### Exercise input
====================

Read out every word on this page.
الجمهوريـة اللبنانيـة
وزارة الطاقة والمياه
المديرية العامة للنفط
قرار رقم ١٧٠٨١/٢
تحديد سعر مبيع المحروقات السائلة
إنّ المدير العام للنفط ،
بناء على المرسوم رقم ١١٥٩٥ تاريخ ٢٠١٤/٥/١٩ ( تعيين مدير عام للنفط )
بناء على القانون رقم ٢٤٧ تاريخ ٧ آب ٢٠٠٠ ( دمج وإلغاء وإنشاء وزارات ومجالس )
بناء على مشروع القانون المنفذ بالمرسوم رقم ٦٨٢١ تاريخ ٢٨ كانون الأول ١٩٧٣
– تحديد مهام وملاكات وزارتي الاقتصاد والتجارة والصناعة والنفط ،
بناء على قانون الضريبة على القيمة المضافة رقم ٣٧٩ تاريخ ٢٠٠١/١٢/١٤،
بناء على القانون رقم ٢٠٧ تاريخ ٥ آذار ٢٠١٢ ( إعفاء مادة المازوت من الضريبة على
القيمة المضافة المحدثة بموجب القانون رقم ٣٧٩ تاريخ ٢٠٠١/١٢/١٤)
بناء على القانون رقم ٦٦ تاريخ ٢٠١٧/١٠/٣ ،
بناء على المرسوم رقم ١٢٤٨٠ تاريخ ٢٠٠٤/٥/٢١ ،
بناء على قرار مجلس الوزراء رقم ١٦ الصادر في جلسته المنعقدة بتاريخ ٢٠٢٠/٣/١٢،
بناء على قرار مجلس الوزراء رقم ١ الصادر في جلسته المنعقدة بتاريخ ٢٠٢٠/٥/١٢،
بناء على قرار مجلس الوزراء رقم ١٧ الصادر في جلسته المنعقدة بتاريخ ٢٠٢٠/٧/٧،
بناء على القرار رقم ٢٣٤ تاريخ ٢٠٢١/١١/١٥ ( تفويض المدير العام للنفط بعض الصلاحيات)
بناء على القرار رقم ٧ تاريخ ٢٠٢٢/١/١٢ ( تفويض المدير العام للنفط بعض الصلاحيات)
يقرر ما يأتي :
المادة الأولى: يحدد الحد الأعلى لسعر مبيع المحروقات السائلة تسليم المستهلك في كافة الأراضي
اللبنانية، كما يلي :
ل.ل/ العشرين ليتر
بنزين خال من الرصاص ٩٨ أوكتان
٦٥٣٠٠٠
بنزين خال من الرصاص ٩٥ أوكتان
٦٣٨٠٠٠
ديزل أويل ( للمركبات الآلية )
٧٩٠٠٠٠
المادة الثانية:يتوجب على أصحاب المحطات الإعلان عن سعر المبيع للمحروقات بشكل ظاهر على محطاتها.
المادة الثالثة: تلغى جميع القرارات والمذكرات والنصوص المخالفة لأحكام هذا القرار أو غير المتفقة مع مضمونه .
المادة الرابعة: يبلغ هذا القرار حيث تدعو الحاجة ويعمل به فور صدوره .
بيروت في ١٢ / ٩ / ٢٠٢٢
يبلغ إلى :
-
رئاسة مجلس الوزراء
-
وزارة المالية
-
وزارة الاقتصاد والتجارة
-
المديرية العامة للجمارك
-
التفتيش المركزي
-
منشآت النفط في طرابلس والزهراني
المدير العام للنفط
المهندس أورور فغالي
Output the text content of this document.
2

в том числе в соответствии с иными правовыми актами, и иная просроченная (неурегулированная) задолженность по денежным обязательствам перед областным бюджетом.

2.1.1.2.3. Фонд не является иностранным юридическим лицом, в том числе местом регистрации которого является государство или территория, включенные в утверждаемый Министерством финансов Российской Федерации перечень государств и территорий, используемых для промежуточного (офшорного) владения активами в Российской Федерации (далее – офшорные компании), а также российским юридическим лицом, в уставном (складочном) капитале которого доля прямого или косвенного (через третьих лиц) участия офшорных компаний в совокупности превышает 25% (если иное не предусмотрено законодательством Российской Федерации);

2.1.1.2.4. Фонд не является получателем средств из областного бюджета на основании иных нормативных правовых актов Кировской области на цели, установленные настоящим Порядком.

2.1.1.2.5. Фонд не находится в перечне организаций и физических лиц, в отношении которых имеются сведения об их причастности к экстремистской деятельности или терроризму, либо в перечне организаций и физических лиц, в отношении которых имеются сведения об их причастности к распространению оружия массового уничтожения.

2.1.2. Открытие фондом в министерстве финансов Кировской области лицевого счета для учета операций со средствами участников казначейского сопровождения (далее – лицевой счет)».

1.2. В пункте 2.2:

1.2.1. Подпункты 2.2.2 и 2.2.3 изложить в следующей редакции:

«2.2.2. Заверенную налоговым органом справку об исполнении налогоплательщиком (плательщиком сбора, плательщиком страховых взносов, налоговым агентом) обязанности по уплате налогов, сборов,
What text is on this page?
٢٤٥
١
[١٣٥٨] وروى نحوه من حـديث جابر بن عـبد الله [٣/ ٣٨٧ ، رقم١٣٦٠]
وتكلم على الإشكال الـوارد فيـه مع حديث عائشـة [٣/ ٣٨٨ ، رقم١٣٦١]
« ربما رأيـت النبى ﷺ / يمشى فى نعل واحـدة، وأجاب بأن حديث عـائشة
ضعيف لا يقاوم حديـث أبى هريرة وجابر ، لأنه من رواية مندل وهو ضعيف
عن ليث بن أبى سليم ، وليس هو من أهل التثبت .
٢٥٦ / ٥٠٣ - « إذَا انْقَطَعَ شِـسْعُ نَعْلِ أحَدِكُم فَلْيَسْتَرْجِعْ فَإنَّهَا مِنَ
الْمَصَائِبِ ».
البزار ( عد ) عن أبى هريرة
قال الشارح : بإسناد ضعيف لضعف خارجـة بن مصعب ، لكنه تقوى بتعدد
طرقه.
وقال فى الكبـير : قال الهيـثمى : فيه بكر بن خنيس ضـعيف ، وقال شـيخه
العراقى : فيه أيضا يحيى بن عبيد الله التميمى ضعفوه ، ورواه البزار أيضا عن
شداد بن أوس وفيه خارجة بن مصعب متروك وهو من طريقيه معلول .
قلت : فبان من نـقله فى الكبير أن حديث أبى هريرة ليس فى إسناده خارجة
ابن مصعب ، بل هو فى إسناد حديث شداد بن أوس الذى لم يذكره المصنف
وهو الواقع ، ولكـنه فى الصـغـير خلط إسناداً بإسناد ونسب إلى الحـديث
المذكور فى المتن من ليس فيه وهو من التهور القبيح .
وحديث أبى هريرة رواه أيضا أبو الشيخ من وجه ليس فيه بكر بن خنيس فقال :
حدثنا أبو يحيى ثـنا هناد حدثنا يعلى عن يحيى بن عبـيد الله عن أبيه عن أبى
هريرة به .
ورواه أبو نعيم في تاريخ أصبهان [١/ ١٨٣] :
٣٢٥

====================

### Exercise aim
Look over the listing. Pull out every line with the string "الوزراء" in it.

### Answer to the exercise
بناء على قرار مجلس الوزراء رقم ١٦ الصادر في جلسته المنعقدة بتاريخ ٢٠٢٠/٣/١٢،
بناء على قرار مجلس الوزراء رقم ١ الصادر في جلسته المنعقدة بتاريخ ٢٠٢٠/٥/١٢،
بناء على قرار مجلس الوزراء رقم ١٧ الصادر في جلسته المنعقدة بتاريخ ٢٠٢٠/٧/٧،
رئاسة مجلس الوزراء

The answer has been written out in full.